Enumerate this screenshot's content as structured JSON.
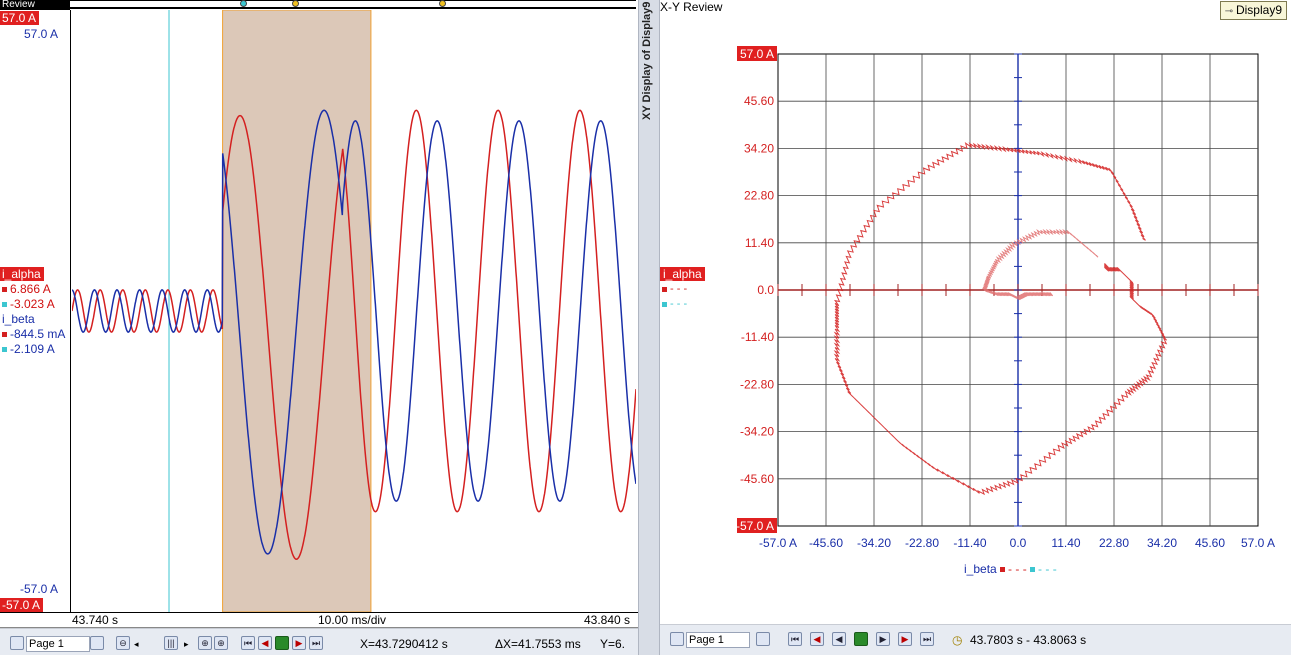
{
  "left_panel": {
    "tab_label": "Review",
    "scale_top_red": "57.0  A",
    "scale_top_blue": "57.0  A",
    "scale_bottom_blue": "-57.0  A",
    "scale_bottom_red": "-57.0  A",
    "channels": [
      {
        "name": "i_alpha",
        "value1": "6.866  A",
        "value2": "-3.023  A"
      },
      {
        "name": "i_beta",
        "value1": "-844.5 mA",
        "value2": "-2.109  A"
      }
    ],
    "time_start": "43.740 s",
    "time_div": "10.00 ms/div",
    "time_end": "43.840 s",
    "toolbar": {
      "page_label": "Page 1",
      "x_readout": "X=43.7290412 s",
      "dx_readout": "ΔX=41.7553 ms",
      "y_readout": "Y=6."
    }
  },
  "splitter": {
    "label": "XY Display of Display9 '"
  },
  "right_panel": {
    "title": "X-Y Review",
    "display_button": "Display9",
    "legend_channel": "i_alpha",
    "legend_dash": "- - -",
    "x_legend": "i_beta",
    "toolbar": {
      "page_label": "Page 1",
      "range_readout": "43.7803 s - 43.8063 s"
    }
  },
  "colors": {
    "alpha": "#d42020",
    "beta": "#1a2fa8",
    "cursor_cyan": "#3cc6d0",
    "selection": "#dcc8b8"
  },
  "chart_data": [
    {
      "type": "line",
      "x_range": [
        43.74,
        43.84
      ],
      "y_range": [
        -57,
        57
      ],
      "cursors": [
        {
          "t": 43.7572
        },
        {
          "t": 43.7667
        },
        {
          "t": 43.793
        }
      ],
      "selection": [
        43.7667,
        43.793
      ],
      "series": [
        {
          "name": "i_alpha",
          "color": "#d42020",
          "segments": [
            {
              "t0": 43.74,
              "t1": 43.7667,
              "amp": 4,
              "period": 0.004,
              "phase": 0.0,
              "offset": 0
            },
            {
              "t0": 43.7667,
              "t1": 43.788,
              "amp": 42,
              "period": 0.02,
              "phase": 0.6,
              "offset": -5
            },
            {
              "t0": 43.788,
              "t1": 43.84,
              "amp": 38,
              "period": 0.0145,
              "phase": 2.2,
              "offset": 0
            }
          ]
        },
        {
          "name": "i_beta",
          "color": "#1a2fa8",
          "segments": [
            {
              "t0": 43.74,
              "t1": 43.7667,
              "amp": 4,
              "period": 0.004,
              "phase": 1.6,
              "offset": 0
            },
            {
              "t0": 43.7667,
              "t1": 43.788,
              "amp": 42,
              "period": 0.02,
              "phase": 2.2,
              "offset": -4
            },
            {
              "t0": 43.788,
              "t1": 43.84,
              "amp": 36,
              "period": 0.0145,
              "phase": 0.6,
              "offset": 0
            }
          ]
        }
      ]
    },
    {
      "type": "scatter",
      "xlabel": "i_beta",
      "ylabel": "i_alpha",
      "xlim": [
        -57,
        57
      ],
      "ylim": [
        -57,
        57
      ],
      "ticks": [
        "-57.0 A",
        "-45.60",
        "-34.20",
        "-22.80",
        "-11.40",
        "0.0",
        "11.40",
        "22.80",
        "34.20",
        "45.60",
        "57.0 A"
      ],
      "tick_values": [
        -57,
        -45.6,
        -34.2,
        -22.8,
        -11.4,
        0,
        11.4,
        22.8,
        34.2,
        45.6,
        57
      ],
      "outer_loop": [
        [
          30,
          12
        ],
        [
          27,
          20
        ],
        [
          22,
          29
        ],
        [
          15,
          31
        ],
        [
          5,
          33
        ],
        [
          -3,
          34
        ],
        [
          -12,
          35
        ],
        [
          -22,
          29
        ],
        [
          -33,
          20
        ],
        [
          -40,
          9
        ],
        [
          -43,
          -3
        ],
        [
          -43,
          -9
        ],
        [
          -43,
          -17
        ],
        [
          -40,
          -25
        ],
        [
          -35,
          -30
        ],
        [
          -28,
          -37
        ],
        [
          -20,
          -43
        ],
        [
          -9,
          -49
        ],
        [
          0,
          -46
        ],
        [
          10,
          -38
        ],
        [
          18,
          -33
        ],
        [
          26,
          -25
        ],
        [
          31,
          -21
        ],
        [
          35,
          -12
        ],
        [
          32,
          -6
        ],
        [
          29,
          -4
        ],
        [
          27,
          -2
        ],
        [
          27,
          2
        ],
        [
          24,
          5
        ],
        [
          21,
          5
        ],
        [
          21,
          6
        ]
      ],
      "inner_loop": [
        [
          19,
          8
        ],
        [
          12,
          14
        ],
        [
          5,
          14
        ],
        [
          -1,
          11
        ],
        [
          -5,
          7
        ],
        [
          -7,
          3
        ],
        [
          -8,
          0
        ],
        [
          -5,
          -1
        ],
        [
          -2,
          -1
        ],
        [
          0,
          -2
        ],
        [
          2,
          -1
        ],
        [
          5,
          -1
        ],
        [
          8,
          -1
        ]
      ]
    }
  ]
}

---+---

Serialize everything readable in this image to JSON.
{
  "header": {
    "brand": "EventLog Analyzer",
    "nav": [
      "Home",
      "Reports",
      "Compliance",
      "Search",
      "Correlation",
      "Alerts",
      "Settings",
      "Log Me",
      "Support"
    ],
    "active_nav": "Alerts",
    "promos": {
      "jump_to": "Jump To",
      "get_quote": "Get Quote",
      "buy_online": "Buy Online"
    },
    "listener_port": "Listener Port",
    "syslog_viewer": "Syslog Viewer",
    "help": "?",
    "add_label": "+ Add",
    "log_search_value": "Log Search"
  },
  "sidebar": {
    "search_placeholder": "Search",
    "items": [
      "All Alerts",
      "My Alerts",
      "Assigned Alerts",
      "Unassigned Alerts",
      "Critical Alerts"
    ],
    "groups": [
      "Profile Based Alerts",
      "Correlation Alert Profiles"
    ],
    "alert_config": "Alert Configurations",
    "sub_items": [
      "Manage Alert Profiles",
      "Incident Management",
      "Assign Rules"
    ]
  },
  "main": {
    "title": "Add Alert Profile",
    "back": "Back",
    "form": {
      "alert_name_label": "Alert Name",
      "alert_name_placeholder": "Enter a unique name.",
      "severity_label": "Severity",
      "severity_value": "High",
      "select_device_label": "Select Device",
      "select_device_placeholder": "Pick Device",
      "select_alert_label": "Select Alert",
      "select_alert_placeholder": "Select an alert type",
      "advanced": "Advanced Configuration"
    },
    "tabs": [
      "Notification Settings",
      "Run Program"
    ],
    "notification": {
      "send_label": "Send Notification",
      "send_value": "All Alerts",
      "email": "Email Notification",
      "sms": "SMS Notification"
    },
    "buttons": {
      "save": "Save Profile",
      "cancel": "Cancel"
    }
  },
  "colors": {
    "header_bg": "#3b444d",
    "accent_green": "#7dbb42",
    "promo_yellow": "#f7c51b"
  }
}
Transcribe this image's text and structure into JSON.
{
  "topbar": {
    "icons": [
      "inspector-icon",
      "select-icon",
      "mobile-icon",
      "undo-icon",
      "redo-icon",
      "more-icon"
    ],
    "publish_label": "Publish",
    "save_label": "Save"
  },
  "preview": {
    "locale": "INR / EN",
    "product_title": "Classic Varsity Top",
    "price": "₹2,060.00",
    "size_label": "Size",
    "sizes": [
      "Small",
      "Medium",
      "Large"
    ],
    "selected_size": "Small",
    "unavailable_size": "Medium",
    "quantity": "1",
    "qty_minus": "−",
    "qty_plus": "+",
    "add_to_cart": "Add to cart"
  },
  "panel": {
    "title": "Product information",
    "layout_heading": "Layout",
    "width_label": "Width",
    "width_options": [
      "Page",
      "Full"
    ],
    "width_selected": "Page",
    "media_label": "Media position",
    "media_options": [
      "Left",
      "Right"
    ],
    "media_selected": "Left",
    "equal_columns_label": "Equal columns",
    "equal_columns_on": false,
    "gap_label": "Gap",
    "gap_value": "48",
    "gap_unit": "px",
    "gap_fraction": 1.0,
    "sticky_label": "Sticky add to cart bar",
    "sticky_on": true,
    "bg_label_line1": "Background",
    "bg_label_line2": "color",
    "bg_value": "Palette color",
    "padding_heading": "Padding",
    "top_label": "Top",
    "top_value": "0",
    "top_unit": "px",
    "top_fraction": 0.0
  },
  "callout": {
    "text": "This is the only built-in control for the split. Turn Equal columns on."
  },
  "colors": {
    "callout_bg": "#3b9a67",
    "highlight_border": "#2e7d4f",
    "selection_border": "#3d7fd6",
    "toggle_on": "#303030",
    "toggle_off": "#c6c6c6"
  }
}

---+---

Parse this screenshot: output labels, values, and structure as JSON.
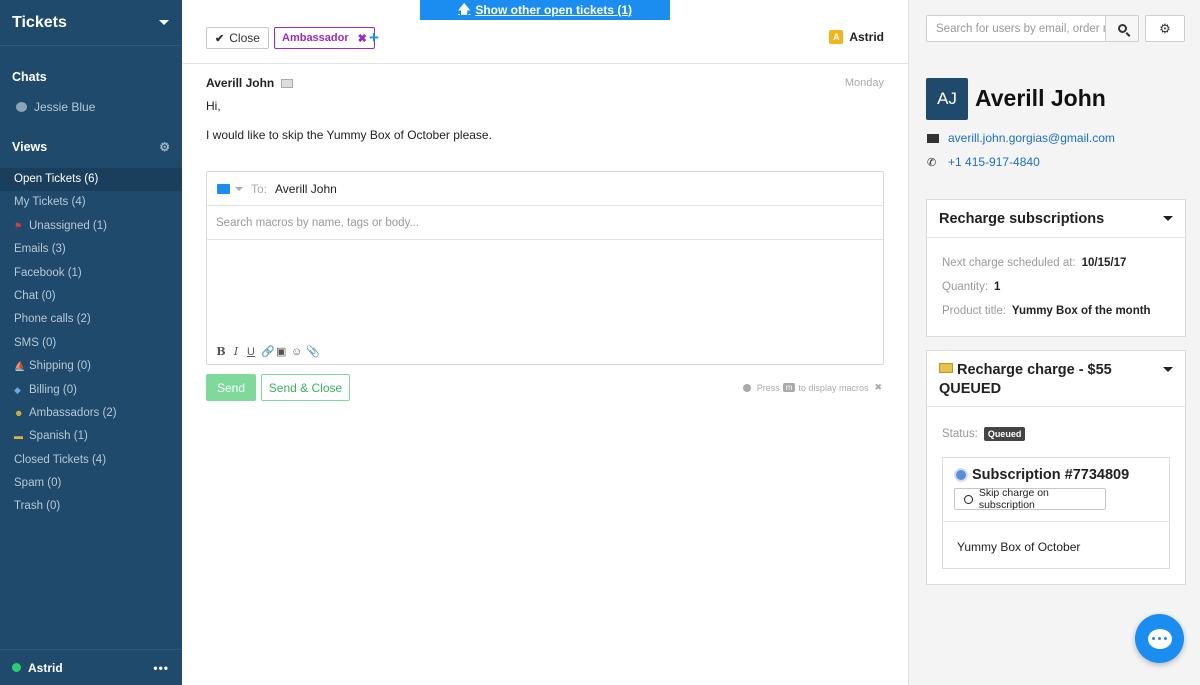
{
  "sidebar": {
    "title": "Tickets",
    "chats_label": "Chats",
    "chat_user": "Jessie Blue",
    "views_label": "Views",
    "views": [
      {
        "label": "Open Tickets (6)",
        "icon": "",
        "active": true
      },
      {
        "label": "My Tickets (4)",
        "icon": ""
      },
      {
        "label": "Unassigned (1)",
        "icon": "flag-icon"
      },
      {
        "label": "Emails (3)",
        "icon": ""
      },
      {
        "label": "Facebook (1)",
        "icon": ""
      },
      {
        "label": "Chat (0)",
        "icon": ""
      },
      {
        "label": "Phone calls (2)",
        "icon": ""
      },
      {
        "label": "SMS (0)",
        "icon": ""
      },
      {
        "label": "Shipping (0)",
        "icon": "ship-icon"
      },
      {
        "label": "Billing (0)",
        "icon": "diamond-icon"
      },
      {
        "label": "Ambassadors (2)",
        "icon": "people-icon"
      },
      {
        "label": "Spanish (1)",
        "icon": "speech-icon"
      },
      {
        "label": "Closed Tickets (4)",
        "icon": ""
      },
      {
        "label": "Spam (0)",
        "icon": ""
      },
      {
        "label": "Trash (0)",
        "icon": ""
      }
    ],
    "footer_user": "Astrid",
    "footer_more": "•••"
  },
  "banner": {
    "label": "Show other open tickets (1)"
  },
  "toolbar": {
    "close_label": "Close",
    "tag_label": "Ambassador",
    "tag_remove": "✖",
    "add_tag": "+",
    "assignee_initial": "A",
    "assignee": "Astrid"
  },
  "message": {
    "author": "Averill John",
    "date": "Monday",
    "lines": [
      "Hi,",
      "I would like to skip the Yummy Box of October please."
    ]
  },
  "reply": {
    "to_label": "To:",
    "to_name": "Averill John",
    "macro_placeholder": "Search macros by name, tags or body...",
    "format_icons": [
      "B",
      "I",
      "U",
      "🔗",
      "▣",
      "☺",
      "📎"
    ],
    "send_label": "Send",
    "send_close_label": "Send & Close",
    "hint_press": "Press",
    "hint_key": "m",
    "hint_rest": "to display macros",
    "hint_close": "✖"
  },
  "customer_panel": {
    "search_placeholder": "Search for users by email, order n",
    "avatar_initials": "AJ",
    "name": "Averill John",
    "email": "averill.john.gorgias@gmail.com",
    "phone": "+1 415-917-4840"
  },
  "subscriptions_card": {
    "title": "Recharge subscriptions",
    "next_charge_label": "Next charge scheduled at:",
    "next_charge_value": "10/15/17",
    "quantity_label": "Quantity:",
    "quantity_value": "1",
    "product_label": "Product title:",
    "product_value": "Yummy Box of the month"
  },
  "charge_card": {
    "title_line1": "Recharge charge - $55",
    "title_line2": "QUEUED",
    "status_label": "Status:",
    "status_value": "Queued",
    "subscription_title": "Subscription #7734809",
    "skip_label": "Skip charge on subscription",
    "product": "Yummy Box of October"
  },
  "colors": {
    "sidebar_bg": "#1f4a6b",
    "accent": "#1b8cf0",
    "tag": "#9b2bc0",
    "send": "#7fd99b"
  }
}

---+---

▸ What to do
Copy every line of the records above that contains "JSON".

▸ Answer to this exercise
Enumerate this screenshot's content as structured JSON.
Serialize everything readable in this image to JSON.
Transcribe this image's text and structure into JSON.
Parse this screenshot: output labels, values, and structure as JSON.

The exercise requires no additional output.